— begin —

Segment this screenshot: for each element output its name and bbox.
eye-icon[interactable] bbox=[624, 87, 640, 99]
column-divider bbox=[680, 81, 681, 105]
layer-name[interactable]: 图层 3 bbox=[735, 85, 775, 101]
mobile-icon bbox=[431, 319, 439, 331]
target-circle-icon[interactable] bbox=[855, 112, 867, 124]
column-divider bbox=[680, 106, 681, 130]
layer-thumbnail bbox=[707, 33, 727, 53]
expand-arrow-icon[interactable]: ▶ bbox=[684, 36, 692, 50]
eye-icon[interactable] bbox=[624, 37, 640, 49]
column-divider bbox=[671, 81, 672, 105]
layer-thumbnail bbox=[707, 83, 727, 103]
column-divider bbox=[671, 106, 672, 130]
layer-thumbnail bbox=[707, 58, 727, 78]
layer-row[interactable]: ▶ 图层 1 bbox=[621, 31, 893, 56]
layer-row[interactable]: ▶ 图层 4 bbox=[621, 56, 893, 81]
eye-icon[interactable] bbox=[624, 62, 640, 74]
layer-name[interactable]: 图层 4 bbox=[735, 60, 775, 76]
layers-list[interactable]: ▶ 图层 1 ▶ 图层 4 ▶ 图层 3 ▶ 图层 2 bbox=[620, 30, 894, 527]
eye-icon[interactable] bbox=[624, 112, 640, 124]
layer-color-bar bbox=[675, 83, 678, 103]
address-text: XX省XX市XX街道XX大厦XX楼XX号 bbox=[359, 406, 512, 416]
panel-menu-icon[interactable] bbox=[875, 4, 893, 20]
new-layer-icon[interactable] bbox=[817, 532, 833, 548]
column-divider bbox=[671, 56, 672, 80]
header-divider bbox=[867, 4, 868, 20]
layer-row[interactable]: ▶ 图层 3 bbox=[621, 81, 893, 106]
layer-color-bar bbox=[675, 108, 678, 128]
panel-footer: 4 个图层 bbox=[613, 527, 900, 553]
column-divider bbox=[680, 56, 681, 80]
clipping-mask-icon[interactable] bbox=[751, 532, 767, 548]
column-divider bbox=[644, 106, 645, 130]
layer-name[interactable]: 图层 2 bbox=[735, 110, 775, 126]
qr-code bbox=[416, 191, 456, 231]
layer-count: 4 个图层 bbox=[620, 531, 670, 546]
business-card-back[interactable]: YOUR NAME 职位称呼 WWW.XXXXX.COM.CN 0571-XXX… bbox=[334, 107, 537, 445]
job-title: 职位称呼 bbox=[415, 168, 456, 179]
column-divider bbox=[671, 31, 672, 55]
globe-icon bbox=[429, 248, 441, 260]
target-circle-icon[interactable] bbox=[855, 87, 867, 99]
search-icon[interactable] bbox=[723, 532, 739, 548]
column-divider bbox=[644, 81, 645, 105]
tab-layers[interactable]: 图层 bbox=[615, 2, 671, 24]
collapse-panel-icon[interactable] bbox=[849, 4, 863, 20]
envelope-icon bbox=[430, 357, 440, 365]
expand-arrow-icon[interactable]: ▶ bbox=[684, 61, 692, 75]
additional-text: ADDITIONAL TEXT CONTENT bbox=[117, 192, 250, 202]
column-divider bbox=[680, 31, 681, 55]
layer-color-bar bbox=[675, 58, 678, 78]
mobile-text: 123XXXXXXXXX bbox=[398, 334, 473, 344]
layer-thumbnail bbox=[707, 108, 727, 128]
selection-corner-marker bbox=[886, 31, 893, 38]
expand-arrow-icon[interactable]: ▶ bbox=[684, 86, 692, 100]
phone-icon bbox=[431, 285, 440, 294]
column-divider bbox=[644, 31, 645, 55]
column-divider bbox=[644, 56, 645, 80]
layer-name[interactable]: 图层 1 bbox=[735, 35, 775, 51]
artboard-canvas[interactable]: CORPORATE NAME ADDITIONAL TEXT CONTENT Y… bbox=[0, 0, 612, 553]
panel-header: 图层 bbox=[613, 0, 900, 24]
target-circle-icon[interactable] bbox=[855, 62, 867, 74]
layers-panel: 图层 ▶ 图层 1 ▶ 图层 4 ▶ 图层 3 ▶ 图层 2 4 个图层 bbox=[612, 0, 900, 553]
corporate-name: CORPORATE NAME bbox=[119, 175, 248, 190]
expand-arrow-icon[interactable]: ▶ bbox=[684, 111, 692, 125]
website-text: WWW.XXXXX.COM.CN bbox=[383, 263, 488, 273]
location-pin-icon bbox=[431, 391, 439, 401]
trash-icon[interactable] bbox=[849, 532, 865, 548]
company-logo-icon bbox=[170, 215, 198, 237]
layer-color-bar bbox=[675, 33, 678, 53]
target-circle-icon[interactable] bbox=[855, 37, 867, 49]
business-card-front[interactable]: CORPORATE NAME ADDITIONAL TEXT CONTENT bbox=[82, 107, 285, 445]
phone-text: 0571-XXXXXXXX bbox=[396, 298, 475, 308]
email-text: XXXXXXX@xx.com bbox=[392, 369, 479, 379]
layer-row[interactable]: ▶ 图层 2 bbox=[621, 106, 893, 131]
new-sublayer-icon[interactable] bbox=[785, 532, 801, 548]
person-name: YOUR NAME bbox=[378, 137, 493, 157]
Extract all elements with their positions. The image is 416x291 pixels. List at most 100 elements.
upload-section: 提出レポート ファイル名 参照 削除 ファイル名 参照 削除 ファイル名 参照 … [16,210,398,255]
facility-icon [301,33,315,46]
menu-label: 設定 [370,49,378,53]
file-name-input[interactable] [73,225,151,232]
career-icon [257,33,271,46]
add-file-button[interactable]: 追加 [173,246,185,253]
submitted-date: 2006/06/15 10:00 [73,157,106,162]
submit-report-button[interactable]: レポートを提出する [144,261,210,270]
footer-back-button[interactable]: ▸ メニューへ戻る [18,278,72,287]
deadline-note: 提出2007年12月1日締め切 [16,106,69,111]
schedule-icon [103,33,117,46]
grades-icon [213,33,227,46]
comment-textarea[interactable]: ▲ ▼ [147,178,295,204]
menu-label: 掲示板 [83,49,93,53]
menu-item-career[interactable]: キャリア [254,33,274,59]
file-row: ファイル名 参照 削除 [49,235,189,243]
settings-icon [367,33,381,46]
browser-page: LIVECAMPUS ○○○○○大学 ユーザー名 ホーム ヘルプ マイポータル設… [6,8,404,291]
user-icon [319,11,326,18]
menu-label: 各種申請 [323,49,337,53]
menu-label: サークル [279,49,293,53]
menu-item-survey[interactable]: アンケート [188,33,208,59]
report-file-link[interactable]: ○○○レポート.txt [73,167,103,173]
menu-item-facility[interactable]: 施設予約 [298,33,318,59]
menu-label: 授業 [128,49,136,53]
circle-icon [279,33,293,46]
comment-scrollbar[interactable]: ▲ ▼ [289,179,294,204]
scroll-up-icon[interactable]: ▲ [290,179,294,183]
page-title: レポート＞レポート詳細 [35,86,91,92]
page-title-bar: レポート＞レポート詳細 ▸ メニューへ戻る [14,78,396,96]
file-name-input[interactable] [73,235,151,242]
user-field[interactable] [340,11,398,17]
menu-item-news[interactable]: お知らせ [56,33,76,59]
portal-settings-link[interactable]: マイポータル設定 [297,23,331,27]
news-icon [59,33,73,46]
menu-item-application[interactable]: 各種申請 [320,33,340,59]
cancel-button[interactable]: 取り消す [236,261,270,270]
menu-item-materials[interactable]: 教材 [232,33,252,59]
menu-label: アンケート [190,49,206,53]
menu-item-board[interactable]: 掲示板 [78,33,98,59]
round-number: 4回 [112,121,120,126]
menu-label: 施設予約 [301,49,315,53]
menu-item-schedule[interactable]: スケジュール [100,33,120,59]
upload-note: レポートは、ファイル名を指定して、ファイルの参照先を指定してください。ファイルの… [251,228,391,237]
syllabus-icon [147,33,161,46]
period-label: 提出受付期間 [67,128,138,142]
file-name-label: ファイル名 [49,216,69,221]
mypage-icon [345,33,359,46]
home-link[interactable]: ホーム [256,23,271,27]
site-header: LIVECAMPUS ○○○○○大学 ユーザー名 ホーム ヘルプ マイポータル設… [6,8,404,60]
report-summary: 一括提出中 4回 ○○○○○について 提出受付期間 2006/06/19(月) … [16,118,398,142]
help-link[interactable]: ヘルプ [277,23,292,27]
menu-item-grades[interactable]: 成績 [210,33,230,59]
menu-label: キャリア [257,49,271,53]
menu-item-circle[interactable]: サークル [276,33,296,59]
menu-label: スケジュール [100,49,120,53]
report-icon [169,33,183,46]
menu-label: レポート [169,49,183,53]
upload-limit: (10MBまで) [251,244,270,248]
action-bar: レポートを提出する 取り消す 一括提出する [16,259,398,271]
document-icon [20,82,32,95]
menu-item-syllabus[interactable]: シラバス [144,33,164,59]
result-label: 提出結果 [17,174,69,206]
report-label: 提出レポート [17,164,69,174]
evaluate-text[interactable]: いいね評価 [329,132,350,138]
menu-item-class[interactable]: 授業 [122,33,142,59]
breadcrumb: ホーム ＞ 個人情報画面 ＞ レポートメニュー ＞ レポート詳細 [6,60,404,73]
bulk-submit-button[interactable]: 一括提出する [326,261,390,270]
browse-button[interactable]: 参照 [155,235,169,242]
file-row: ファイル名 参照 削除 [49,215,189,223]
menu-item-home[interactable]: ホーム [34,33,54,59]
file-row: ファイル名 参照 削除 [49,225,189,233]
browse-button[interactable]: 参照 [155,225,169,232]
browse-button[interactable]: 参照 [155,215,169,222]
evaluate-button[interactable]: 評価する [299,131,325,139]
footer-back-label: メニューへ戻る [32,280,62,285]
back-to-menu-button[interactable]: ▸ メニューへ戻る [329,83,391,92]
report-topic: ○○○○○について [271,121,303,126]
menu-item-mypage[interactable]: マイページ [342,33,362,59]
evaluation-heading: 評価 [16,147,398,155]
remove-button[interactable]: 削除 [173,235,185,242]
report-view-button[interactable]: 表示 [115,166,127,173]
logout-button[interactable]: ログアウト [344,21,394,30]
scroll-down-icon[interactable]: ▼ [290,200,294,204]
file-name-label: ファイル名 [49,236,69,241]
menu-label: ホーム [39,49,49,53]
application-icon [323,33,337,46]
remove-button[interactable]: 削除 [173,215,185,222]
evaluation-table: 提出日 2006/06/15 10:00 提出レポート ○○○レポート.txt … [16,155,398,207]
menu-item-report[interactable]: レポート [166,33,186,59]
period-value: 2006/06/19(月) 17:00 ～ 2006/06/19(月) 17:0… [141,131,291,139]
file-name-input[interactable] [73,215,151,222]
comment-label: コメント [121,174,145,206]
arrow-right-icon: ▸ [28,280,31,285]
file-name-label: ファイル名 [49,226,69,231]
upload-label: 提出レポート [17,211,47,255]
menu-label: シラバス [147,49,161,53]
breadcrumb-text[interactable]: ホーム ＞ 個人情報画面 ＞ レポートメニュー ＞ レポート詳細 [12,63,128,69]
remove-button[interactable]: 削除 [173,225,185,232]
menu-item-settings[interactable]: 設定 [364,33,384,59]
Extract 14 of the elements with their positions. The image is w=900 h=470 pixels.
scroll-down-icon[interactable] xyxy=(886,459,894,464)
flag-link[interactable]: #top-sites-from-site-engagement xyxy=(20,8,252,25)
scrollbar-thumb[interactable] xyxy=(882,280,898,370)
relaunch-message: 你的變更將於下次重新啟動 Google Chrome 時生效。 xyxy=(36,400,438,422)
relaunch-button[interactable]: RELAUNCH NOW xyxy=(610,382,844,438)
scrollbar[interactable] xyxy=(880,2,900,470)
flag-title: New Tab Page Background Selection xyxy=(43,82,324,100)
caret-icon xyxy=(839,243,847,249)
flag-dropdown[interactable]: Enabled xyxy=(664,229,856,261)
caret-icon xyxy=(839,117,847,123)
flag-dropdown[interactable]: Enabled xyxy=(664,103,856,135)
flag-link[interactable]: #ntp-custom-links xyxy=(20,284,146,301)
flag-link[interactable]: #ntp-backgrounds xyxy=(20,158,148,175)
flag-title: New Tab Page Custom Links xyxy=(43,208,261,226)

— end —

**Work to complete:** Copy out the records above, verbatim, from their first line through the line holding "mobile-icon bbox=[431, 319, 439, 331]", inclusive.

**Output:**
Segment this screenshot: for each element output its name and bbox.
eye-icon[interactable] bbox=[624, 87, 640, 99]
column-divider bbox=[680, 81, 681, 105]
layer-name[interactable]: 图层 3 bbox=[735, 85, 775, 101]
mobile-icon bbox=[431, 319, 439, 331]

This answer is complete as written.